## [Exercise brief]
Write every record out again exactly, and keep images out of it.

## [Data for processing]

::::::

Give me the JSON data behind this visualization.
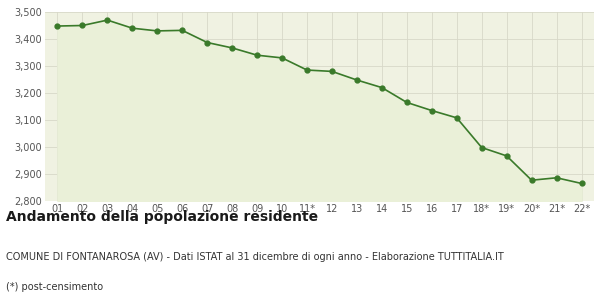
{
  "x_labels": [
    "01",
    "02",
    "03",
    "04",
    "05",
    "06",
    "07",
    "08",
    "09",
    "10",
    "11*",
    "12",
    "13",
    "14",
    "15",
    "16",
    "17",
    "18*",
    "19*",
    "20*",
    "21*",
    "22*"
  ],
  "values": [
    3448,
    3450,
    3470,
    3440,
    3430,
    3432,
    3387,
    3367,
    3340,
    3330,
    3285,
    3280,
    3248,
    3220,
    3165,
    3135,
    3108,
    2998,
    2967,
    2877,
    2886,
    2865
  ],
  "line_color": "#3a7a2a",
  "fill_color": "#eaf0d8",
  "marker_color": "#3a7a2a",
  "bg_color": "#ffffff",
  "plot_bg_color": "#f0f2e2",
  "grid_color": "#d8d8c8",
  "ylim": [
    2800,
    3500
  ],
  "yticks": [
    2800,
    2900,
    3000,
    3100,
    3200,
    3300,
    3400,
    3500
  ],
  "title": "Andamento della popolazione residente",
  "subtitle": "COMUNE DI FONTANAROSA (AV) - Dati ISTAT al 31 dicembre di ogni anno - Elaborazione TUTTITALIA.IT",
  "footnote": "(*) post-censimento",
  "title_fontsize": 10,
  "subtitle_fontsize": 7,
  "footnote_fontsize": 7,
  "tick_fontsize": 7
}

::::::

## [Task response]
Give me the JSON data behind this visualization.
{
  "x_labels": [
    "01",
    "02",
    "03",
    "04",
    "05",
    "06",
    "07",
    "08",
    "09",
    "10",
    "11*",
    "12",
    "13",
    "14",
    "15",
    "16",
    "17",
    "18*",
    "19*",
    "20*",
    "21*",
    "22*"
  ],
  "values": [
    3448,
    3450,
    3470,
    3440,
    3430,
    3432,
    3387,
    3367,
    3340,
    3330,
    3285,
    3280,
    3248,
    3220,
    3165,
    3135,
    3108,
    2998,
    2967,
    2877,
    2886,
    2865
  ],
  "line_color": "#3a7a2a",
  "fill_color": "#eaf0d8",
  "marker_color": "#3a7a2a",
  "bg_color": "#ffffff",
  "plot_bg_color": "#f0f2e2",
  "grid_color": "#d8d8c8",
  "ylim": [
    2800,
    3500
  ],
  "yticks": [
    2800,
    2900,
    3000,
    3100,
    3200,
    3300,
    3400,
    3500
  ],
  "title": "Andamento della popolazione residente",
  "subtitle": "COMUNE DI FONTANAROSA (AV) - Dati ISTAT al 31 dicembre di ogni anno - Elaborazione TUTTITALIA.IT",
  "footnote": "(*) post-censimento",
  "title_fontsize": 10,
  "subtitle_fontsize": 7,
  "footnote_fontsize": 7,
  "tick_fontsize": 7
}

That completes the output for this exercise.